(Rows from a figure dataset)
┌────────

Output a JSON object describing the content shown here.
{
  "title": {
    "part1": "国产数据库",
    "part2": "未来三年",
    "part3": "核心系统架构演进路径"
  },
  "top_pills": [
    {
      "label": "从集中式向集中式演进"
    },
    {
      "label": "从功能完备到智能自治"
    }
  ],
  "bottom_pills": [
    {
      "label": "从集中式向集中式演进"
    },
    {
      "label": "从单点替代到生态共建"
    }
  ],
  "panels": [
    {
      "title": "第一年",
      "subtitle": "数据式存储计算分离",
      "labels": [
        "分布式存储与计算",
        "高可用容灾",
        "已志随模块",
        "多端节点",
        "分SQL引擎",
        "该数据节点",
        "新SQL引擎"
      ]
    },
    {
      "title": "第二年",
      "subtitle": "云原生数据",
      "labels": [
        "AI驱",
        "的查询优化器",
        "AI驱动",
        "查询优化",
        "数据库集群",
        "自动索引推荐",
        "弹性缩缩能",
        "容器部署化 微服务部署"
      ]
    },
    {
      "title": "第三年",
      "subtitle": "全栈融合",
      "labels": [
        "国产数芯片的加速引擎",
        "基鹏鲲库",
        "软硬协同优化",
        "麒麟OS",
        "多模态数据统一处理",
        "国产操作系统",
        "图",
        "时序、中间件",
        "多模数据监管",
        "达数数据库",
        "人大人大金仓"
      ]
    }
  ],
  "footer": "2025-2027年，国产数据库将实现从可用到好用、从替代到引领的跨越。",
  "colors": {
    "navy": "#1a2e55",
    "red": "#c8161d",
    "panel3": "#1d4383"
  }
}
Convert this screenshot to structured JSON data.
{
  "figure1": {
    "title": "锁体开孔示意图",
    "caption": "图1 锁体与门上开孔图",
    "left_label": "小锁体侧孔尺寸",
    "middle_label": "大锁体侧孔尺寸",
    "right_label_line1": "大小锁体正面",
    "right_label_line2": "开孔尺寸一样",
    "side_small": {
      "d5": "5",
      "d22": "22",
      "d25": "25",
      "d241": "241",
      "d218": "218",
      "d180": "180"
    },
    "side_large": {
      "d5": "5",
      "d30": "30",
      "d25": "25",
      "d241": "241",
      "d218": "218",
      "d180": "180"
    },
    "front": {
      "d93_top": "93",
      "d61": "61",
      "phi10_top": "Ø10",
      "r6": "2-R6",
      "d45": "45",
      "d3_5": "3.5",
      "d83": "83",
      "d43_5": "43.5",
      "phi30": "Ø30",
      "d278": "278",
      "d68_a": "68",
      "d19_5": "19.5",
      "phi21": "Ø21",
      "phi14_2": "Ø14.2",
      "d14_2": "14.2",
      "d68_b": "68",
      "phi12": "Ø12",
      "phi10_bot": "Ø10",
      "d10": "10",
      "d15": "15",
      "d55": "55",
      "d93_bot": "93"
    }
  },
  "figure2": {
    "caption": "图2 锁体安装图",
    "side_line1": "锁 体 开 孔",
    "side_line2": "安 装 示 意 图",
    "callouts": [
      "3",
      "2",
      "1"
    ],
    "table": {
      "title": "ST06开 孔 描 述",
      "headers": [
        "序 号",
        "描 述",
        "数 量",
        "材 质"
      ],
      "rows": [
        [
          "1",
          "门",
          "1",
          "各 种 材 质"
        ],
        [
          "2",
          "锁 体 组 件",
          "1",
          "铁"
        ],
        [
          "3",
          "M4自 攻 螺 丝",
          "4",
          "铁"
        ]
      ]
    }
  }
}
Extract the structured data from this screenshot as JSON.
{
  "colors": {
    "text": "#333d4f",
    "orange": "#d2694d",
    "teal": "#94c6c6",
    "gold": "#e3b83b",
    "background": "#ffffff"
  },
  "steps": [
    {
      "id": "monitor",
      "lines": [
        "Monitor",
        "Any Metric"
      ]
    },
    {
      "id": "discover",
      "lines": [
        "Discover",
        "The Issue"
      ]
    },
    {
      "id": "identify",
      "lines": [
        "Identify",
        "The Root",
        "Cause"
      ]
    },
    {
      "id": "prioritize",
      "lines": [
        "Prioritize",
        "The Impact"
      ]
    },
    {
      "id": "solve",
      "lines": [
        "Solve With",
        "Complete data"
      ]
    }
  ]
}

└────────

* Stated goal
Find how many lines of the listing include the string "caption" and give that number, nothing else.

* Answer to this task
2